Check every line for the word "Larb" and state how many lines have it. Reply with the number alone.

Collected data entries
======
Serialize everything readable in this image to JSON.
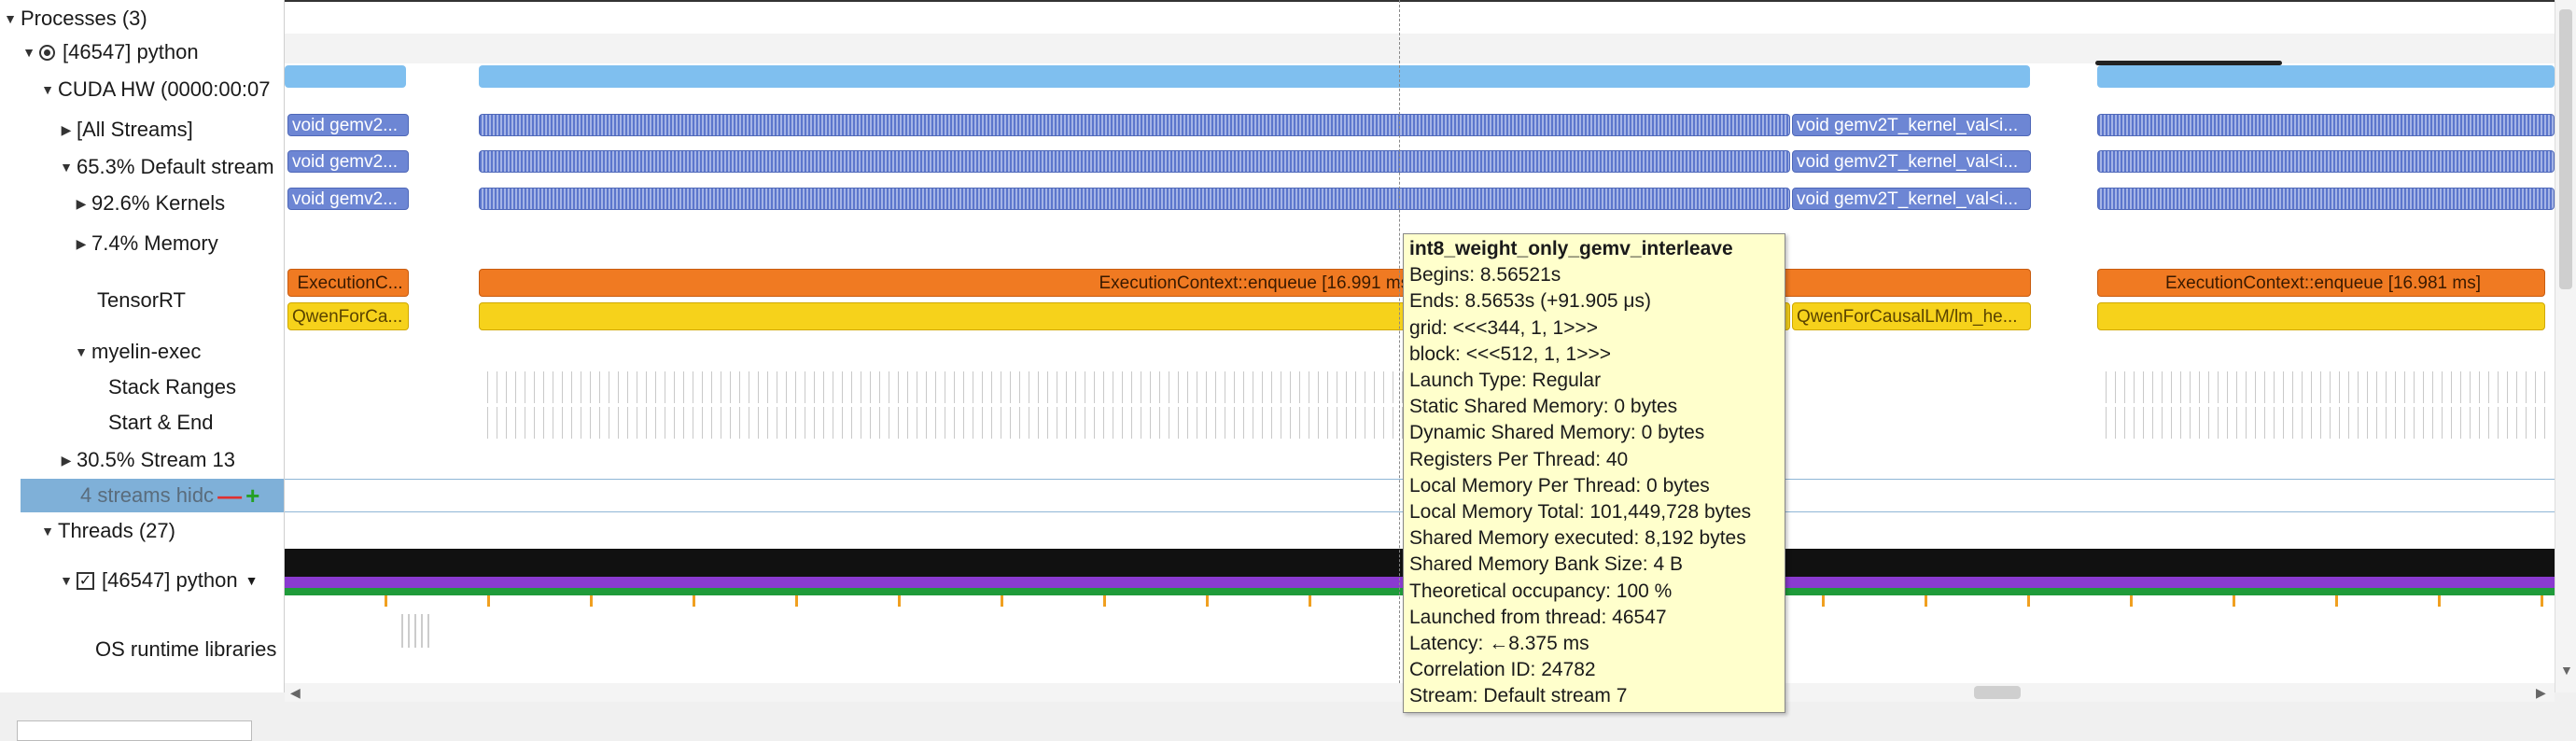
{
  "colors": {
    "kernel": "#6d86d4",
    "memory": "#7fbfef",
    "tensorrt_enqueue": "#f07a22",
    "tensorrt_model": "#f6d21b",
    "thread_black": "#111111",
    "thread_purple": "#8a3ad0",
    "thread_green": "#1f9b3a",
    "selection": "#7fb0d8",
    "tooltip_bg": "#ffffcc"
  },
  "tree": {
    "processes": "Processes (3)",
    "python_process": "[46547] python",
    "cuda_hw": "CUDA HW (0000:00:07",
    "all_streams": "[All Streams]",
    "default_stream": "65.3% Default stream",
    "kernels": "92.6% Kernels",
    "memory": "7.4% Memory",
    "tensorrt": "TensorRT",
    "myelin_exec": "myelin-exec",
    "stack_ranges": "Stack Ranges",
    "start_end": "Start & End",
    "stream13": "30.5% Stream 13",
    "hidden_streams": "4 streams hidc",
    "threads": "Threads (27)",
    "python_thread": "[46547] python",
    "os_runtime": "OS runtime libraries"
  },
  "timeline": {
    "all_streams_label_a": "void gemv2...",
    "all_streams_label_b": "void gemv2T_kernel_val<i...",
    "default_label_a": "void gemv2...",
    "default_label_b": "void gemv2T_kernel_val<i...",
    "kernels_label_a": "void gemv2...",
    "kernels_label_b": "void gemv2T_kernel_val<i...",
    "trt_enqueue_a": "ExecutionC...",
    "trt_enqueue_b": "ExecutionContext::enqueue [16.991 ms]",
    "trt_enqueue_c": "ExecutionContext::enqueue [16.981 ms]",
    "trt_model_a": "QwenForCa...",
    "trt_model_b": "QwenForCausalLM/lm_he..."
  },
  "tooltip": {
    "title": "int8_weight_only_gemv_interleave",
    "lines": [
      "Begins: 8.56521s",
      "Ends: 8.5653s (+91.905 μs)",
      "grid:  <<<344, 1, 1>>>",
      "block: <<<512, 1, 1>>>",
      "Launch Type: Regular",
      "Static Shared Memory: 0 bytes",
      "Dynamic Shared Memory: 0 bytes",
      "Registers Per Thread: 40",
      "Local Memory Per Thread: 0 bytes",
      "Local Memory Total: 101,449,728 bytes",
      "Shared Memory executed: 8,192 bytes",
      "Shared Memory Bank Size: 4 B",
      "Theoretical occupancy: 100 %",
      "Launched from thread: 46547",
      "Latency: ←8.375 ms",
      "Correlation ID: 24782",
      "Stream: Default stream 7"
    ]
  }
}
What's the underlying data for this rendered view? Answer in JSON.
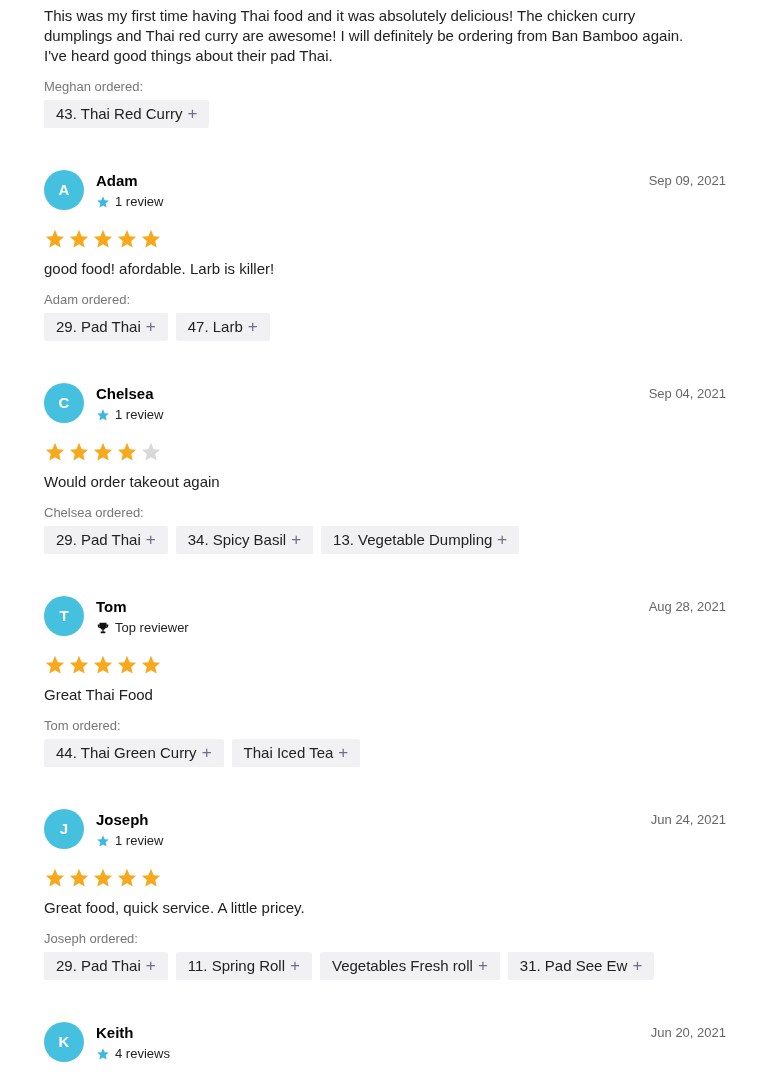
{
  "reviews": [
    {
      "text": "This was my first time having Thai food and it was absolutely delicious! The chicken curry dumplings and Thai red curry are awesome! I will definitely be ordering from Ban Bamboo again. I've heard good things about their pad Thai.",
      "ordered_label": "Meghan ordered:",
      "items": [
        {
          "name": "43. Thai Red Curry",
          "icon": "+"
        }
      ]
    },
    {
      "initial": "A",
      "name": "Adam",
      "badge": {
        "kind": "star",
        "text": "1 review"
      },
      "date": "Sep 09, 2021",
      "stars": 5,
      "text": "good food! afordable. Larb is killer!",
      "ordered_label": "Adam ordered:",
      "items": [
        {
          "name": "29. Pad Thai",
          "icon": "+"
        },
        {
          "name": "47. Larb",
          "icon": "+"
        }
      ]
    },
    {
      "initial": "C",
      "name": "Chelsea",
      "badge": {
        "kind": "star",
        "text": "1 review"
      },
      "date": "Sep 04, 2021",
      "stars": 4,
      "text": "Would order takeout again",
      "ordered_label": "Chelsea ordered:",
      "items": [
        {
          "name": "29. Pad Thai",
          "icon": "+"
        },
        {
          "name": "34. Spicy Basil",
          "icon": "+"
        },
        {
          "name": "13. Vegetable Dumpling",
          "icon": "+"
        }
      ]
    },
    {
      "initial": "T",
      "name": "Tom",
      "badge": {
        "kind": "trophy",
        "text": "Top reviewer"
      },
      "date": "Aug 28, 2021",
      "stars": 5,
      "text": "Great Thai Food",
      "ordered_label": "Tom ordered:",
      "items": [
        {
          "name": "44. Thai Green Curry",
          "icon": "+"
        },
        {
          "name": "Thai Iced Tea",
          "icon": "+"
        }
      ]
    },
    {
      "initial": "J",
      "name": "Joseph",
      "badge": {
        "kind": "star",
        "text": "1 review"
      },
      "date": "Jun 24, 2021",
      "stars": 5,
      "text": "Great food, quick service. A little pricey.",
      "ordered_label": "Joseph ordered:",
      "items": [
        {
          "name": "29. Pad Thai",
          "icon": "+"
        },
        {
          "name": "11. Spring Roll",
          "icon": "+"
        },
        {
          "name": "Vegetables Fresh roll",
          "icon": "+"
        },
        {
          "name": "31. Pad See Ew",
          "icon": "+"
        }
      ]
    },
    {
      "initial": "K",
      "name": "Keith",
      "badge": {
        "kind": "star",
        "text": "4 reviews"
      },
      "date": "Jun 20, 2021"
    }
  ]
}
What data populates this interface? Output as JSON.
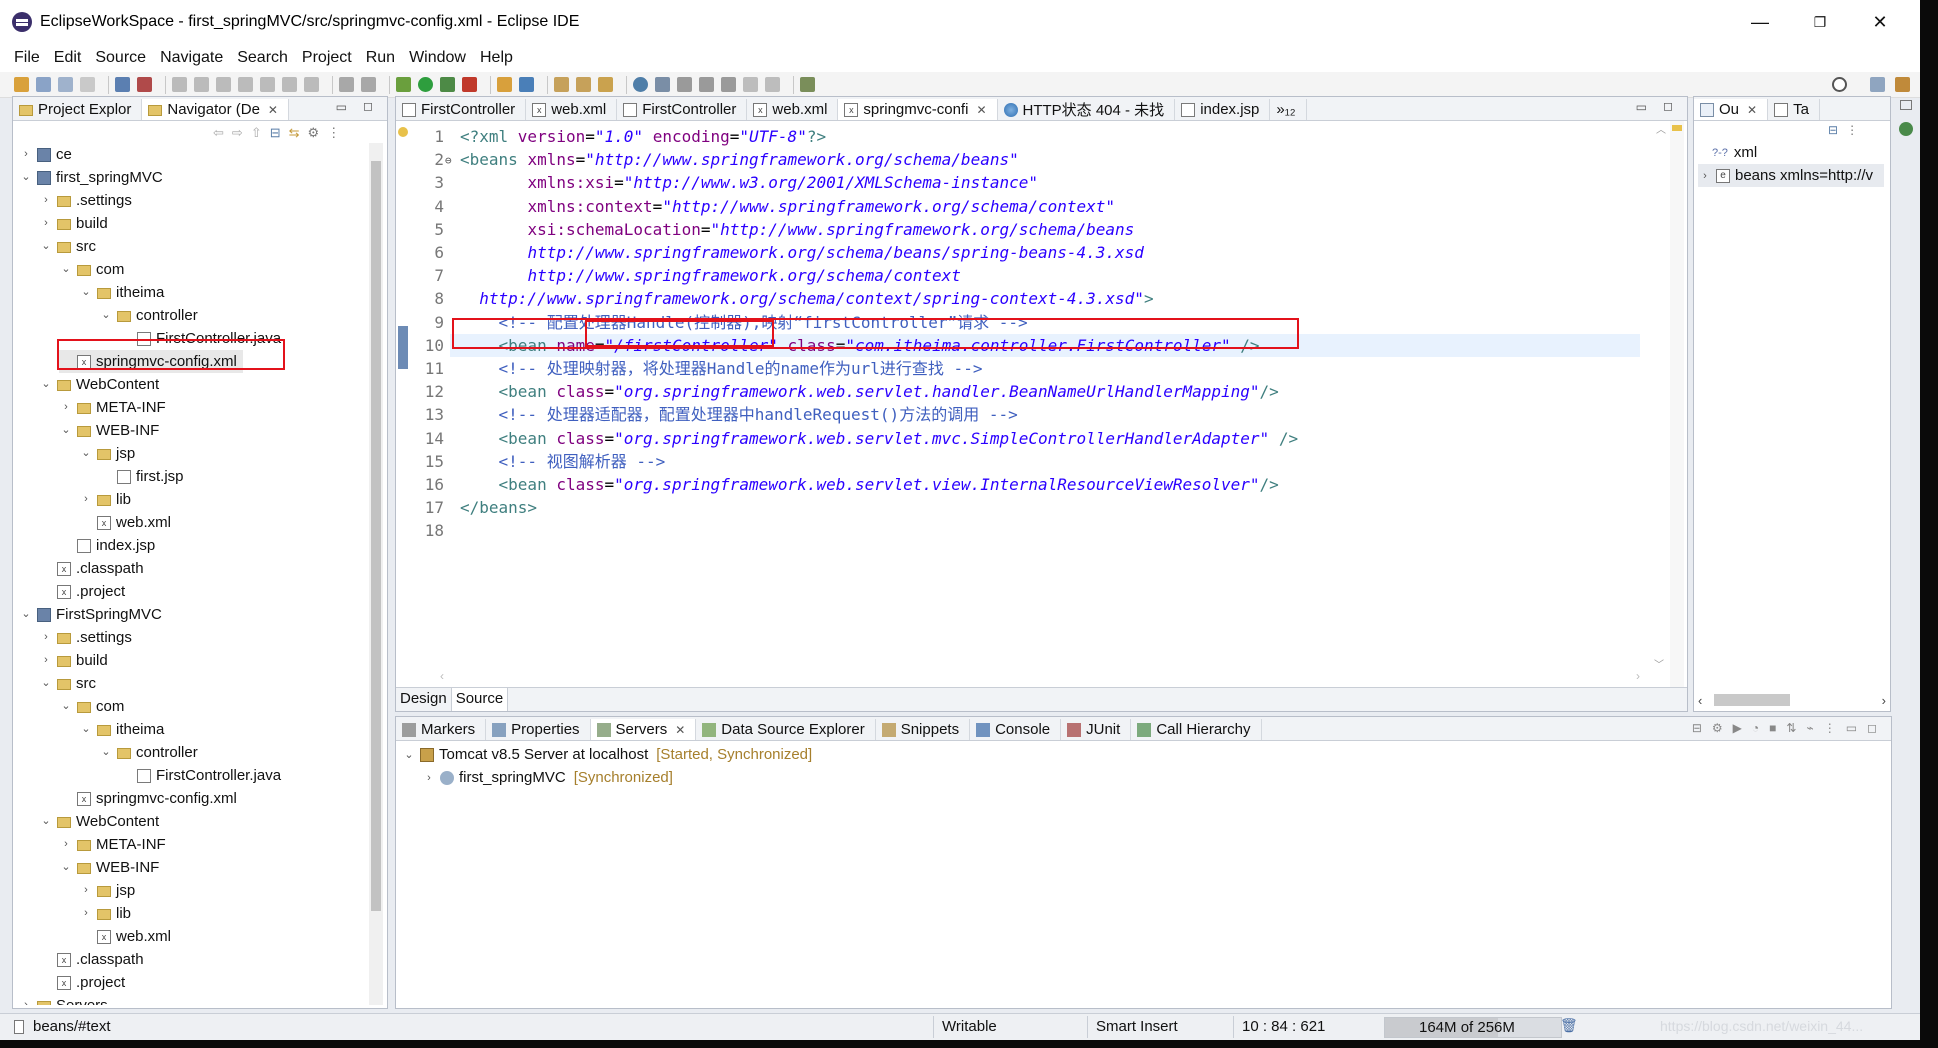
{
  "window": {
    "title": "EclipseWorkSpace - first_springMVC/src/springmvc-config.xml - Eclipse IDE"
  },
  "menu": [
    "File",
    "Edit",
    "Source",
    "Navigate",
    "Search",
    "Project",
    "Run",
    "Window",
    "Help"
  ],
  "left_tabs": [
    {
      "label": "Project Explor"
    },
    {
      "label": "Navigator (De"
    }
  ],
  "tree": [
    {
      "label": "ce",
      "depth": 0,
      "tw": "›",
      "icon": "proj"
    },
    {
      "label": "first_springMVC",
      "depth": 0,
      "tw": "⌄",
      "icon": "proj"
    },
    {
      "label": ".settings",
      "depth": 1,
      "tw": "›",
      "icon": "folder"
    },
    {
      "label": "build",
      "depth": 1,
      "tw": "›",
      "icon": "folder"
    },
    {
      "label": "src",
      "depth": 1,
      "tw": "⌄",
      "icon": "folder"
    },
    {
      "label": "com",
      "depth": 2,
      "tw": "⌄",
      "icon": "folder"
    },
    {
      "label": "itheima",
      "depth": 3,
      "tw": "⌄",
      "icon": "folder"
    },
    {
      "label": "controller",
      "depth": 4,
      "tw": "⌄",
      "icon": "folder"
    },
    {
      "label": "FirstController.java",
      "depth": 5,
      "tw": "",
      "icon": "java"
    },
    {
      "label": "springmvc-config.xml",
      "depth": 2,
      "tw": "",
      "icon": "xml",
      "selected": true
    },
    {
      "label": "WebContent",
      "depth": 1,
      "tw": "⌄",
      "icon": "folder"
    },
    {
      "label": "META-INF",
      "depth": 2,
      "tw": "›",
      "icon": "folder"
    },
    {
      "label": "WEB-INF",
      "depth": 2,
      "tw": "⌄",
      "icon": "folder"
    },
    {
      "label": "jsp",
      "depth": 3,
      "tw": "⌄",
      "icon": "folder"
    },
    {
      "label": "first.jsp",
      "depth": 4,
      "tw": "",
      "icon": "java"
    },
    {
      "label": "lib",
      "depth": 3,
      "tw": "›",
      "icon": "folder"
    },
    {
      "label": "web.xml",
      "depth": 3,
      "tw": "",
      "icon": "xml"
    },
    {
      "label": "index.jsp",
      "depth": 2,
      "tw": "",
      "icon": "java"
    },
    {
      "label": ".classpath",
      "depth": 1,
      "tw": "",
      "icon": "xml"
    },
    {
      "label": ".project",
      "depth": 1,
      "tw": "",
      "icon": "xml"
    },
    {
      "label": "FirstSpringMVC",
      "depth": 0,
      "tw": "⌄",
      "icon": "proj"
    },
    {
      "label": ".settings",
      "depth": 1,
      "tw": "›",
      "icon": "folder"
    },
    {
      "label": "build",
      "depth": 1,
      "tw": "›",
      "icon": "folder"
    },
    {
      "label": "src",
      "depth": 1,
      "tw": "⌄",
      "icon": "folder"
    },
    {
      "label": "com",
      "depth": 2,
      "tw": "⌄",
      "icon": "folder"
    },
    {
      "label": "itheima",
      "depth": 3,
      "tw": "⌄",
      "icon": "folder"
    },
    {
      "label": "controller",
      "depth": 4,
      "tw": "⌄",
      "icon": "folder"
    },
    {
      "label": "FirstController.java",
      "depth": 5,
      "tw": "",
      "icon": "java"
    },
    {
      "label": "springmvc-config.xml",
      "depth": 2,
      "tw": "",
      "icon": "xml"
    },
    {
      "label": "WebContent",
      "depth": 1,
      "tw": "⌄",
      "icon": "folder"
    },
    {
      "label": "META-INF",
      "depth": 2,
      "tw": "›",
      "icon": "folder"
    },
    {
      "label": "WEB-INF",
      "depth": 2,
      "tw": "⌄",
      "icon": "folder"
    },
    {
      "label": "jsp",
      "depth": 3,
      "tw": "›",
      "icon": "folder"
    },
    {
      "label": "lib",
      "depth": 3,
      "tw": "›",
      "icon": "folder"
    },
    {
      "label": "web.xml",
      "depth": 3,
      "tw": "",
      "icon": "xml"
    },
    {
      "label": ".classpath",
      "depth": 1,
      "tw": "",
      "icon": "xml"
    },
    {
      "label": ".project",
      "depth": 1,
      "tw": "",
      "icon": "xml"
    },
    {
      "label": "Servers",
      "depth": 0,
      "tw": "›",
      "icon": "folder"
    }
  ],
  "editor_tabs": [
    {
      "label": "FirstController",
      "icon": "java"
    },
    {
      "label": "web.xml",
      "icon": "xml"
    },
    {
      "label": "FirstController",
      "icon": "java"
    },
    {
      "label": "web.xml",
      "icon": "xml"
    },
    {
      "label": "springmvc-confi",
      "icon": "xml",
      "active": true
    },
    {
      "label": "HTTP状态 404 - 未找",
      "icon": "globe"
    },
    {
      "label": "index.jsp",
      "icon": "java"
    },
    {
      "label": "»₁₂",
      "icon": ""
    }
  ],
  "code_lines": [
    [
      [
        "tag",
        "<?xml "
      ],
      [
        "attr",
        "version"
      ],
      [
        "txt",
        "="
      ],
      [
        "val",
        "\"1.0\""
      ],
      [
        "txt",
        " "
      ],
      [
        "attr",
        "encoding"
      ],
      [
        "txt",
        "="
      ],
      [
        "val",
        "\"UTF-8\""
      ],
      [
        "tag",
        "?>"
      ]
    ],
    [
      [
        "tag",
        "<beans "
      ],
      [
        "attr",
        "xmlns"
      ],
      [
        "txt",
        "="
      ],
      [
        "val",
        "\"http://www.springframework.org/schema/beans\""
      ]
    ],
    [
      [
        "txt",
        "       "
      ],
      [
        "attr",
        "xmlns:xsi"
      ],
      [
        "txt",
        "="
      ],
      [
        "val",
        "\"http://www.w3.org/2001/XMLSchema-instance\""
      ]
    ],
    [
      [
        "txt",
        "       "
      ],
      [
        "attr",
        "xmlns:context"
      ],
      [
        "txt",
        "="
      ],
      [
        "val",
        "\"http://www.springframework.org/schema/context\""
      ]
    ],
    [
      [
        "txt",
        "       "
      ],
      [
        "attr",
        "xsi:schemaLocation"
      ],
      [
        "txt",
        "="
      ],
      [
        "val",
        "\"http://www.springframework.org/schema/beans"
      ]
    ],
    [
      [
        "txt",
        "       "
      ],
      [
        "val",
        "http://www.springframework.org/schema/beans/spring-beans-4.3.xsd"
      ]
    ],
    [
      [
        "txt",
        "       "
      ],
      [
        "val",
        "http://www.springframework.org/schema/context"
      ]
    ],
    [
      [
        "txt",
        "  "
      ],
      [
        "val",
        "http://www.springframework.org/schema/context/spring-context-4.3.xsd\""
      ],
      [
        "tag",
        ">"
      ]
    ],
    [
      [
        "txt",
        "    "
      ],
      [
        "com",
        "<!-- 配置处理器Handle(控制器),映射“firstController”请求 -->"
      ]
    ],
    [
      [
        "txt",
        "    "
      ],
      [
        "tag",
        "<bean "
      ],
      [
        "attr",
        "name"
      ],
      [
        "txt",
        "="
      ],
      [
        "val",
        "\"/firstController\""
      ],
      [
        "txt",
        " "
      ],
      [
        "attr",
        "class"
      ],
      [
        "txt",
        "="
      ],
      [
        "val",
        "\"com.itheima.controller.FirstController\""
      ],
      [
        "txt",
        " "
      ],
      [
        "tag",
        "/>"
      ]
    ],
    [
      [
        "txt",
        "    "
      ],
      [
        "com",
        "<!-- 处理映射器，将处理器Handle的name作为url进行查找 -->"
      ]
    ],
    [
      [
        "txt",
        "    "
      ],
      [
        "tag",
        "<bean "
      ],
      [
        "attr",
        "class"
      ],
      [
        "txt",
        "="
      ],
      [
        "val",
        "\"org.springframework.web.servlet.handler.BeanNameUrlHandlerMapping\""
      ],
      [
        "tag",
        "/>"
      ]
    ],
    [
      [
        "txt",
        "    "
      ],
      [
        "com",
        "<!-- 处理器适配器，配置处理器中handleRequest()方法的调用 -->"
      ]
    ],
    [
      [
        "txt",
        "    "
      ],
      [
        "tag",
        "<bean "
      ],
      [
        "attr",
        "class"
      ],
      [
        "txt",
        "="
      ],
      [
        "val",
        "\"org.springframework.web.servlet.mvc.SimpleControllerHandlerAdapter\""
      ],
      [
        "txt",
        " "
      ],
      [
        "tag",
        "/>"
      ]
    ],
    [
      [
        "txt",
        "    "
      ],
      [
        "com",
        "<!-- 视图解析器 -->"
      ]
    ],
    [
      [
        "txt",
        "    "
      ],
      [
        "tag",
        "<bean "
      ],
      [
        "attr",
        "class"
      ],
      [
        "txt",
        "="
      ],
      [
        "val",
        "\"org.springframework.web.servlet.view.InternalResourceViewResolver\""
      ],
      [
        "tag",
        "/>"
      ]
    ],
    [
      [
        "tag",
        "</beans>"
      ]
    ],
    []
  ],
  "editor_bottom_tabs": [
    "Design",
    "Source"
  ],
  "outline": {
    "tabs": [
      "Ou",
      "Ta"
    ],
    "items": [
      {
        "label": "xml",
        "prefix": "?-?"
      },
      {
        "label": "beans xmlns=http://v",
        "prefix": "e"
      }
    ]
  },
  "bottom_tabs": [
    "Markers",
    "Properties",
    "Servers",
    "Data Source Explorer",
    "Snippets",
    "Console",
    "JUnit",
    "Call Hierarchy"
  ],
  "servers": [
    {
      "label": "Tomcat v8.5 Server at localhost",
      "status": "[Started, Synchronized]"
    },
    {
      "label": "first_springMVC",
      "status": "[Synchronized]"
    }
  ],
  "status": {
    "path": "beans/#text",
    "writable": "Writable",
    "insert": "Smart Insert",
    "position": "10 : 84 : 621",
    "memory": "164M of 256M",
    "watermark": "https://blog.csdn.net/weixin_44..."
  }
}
======
* [Solution]
2